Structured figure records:
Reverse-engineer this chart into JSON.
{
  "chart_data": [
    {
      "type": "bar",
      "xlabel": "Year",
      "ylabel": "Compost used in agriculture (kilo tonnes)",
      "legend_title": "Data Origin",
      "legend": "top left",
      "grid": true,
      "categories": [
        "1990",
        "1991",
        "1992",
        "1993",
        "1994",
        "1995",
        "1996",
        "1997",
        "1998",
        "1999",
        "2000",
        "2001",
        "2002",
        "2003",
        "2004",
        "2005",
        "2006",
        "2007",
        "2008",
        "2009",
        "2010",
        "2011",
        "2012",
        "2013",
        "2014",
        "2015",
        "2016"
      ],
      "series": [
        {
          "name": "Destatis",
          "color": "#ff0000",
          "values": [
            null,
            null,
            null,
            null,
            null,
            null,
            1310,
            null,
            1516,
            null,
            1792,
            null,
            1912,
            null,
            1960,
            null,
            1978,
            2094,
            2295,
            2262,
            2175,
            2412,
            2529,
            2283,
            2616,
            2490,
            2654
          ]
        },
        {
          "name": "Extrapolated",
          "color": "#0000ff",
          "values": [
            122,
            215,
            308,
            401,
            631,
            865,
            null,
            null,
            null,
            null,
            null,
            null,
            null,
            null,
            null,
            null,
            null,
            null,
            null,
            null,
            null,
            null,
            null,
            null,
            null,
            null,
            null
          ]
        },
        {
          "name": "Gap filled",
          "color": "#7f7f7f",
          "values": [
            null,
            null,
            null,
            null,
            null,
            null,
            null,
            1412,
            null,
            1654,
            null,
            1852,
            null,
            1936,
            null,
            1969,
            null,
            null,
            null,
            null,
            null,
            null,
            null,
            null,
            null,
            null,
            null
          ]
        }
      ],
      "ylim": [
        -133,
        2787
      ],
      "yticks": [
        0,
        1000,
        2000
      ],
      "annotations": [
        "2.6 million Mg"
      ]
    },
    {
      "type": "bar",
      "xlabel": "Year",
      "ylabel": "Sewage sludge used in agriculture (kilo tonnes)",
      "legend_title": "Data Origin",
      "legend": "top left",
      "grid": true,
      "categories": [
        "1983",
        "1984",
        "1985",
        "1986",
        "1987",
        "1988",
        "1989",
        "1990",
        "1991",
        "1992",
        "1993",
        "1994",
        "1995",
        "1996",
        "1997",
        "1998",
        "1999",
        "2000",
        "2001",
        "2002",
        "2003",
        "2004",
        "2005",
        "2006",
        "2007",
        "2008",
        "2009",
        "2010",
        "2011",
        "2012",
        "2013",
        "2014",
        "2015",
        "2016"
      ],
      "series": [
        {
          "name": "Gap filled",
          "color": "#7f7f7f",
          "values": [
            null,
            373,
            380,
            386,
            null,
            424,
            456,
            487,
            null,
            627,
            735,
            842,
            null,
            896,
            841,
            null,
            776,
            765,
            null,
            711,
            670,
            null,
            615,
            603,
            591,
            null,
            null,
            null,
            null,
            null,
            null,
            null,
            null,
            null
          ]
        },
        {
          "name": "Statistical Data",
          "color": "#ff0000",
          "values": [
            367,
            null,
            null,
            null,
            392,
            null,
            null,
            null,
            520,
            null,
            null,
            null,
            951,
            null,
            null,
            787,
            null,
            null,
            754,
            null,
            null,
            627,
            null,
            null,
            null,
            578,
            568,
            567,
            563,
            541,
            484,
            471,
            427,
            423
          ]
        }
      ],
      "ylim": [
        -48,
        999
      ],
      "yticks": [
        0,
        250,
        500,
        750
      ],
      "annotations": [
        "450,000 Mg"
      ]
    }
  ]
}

Written problem: Take every line from the data that contains the word "name".

Output of the exercise:
          "name": "Destatis",
          "name": "Extrapolated",
          "name": "Gap filled",
          "name": "Gap filled",
          "name": "Statistical Data",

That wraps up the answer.